» **Dataset extract**:
--------

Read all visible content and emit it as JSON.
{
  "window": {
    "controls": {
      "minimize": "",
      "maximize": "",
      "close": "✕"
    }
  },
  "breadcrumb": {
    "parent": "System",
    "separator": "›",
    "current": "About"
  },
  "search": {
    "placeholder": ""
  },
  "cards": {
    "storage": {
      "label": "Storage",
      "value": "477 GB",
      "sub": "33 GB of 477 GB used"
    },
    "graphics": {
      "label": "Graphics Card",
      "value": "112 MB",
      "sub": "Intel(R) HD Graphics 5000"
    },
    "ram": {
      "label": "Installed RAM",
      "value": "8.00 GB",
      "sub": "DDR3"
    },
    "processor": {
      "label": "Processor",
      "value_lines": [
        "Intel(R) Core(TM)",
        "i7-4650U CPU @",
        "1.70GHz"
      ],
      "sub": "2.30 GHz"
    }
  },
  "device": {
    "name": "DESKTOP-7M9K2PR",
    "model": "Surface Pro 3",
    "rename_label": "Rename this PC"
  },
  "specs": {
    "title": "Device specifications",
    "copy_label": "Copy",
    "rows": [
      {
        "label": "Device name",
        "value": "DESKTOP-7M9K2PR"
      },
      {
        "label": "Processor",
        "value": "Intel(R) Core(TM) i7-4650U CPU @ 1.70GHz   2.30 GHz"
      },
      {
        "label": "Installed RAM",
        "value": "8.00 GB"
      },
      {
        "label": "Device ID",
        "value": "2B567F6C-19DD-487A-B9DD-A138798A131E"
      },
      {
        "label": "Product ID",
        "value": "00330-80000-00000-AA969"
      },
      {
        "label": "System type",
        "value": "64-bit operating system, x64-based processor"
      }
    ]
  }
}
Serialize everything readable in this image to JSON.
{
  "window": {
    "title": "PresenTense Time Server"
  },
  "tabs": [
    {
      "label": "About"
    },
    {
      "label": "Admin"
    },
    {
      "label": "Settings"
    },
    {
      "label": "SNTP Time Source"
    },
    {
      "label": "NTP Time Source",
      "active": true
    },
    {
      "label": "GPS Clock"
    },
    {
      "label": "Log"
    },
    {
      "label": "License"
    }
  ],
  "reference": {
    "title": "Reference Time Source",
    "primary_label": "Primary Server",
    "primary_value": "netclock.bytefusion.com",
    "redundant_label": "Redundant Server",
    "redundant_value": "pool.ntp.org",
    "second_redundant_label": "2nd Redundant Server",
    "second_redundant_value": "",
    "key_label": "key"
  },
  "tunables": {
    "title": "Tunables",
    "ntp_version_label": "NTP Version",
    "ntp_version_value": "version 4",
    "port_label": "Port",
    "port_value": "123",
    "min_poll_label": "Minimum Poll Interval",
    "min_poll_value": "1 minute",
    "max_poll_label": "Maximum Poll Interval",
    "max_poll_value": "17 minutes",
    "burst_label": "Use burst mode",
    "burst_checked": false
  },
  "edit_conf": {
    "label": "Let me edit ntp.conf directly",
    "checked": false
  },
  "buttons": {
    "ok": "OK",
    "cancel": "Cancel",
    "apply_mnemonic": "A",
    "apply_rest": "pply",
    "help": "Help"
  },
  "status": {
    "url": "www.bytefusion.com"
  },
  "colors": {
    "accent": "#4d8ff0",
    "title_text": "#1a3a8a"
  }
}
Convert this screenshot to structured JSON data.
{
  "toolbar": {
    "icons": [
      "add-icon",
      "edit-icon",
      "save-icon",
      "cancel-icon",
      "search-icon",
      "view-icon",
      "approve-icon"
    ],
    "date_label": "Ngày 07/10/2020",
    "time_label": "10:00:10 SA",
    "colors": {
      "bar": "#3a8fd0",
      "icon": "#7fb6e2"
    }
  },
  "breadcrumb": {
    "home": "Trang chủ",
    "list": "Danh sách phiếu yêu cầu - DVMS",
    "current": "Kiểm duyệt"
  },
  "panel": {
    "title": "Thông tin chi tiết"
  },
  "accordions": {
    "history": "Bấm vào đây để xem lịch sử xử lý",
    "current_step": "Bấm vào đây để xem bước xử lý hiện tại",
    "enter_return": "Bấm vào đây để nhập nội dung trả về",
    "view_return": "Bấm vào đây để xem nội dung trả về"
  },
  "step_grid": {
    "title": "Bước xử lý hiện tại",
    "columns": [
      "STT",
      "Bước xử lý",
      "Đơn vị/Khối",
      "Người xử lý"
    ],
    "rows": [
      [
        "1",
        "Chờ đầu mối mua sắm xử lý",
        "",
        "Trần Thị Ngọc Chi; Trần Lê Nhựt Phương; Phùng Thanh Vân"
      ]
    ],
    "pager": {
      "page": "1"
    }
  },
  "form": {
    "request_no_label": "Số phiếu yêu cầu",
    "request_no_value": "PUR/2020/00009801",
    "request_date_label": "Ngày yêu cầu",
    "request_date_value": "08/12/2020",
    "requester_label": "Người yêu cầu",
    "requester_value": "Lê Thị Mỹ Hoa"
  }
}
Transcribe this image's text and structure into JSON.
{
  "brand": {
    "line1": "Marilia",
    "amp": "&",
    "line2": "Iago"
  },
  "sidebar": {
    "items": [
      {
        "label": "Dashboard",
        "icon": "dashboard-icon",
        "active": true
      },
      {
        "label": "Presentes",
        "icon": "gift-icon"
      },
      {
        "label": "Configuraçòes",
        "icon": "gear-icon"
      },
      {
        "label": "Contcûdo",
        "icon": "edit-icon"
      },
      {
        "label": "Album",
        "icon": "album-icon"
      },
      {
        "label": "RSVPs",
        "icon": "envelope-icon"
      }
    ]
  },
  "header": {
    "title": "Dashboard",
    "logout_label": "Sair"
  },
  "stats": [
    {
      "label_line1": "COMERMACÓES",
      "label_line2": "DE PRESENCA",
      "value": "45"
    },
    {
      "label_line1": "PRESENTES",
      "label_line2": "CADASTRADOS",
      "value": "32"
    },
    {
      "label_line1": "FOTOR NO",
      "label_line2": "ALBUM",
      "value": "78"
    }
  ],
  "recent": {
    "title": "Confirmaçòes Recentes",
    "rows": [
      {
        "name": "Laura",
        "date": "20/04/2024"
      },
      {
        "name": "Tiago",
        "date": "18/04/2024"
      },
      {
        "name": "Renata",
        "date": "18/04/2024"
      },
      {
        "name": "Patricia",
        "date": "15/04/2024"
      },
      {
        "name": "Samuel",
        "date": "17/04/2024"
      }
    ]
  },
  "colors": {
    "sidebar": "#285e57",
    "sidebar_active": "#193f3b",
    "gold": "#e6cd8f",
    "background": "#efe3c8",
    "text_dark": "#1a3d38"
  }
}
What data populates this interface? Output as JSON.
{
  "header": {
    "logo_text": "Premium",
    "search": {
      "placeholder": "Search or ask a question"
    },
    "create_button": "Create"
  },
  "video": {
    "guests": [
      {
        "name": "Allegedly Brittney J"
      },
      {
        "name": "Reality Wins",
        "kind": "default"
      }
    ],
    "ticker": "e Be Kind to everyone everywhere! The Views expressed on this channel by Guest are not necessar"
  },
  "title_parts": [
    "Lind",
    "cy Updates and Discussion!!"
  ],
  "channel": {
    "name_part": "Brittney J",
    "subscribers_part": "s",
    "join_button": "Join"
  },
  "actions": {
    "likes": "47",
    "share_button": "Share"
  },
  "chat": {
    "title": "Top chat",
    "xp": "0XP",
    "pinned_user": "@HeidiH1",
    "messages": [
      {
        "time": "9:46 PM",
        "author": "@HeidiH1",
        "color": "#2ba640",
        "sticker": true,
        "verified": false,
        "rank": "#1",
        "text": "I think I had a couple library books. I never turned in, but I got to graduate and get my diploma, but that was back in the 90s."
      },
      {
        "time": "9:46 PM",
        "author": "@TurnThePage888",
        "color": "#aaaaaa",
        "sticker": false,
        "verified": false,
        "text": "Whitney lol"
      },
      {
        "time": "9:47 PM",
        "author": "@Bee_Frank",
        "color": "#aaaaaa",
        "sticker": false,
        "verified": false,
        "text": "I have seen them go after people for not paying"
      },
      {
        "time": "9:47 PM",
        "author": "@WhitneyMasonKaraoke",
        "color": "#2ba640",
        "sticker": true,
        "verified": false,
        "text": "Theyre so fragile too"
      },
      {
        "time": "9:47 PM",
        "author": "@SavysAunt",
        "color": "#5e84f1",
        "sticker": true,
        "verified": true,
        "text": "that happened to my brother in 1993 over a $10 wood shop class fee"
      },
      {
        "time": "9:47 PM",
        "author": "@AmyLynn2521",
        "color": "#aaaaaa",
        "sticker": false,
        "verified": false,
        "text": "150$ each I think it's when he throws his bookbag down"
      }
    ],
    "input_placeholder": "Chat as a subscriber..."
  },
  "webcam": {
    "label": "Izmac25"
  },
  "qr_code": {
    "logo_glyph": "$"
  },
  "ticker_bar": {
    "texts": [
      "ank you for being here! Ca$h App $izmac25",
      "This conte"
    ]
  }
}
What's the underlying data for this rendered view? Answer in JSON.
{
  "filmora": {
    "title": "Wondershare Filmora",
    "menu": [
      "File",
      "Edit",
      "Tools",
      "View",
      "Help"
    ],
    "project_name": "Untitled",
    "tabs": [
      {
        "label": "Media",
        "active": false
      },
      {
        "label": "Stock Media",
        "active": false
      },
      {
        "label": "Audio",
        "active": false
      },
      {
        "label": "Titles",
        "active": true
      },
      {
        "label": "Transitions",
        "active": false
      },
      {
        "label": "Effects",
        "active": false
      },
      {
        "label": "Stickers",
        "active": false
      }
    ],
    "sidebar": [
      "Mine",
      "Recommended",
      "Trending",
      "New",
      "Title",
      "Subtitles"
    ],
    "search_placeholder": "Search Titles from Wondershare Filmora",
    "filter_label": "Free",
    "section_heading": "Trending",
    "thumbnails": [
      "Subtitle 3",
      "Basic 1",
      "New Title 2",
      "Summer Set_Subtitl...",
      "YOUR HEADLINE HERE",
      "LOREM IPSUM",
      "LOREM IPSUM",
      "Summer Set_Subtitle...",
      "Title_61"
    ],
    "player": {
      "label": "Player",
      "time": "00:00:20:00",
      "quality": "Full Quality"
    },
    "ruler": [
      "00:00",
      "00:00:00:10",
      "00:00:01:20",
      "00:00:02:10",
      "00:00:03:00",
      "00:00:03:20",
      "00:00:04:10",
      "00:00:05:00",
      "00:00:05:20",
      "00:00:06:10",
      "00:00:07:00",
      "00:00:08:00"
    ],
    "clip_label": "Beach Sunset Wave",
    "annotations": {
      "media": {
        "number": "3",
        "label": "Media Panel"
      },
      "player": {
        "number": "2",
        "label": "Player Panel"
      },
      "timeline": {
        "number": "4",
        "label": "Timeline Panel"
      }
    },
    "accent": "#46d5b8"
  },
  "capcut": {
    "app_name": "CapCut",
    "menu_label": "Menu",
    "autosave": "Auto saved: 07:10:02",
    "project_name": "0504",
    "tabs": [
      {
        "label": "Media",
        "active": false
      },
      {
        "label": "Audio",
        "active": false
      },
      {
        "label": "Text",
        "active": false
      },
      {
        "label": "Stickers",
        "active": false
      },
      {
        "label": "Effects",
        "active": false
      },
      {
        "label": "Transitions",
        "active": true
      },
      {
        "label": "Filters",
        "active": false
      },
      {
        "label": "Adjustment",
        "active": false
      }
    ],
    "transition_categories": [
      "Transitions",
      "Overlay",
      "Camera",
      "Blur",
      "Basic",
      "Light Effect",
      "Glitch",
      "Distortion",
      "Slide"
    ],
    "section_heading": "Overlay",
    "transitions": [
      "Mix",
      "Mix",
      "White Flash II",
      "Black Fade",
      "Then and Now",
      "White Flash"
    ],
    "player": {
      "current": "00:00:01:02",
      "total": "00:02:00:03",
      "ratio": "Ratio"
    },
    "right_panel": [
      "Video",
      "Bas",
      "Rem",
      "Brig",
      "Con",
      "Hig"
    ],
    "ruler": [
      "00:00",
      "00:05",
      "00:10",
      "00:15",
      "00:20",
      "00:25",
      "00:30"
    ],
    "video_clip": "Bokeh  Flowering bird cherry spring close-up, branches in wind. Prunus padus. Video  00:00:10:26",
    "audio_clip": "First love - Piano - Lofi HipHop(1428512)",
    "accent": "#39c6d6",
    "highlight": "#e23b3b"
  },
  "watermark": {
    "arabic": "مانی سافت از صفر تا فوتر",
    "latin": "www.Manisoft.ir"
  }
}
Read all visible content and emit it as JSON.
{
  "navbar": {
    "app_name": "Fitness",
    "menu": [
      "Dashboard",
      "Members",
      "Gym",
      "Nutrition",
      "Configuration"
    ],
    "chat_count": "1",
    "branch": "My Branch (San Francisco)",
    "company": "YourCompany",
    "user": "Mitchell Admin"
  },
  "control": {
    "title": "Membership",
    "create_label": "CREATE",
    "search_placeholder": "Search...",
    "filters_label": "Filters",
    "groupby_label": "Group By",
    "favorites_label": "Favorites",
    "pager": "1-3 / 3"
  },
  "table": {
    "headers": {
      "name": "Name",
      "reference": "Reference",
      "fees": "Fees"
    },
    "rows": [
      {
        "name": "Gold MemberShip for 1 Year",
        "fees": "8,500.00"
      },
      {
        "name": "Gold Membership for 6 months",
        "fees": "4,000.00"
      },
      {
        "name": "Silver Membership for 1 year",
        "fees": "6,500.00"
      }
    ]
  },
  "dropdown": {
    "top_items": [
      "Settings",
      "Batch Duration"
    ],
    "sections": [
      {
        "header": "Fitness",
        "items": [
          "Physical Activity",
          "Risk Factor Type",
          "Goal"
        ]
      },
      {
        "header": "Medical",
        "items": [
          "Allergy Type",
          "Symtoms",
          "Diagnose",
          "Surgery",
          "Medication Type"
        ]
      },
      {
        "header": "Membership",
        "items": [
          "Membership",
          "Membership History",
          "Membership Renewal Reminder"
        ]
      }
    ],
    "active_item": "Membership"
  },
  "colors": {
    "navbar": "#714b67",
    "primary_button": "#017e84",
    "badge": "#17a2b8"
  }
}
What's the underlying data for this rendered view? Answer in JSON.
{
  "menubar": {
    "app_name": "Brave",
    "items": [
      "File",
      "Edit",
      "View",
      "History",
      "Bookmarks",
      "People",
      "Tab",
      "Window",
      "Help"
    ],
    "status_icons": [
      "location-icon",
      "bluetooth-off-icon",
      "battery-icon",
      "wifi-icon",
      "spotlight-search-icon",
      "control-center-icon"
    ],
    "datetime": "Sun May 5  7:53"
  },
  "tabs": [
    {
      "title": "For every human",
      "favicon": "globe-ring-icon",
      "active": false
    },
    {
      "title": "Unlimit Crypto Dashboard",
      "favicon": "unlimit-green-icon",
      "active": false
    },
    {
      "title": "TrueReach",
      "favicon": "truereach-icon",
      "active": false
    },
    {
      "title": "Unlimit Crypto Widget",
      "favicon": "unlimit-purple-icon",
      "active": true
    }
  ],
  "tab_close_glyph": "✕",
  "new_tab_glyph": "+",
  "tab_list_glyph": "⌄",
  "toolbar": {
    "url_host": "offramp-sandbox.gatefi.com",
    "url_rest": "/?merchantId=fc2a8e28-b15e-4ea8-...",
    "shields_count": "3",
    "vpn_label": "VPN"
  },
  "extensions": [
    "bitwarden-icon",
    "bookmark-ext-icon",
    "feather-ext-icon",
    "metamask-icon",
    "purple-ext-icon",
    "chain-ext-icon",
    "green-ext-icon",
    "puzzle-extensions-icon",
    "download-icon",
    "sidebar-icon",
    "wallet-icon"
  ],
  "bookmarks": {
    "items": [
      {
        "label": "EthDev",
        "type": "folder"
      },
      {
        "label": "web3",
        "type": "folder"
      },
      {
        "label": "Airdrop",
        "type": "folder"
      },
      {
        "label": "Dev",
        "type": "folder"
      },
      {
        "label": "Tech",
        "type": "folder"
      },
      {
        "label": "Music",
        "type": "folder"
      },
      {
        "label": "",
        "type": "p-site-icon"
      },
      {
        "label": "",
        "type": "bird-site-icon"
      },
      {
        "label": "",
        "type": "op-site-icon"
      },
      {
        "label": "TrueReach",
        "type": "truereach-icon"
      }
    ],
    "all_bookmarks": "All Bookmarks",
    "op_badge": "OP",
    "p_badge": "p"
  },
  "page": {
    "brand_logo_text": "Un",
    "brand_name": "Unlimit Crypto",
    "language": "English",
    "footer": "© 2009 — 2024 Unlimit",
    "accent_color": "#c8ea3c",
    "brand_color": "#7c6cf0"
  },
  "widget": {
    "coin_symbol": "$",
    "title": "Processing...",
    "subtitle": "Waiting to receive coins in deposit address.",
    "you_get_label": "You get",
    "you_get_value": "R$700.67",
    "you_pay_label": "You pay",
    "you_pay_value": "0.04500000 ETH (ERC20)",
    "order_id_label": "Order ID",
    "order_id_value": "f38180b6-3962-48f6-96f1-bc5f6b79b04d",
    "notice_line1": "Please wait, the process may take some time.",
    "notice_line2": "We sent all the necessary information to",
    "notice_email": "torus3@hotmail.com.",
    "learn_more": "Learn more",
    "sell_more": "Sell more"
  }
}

--------

» **Work to complete**:
Scan the material above. Copy each line where "think" occurs.

» **Completed exercise**:
        "text": "I think I had a couple library books. I never turned in, but I got to graduate and get my diploma, but that was back in the 90s."
        "text": "150$ each I think it's when he throws his bookbag down"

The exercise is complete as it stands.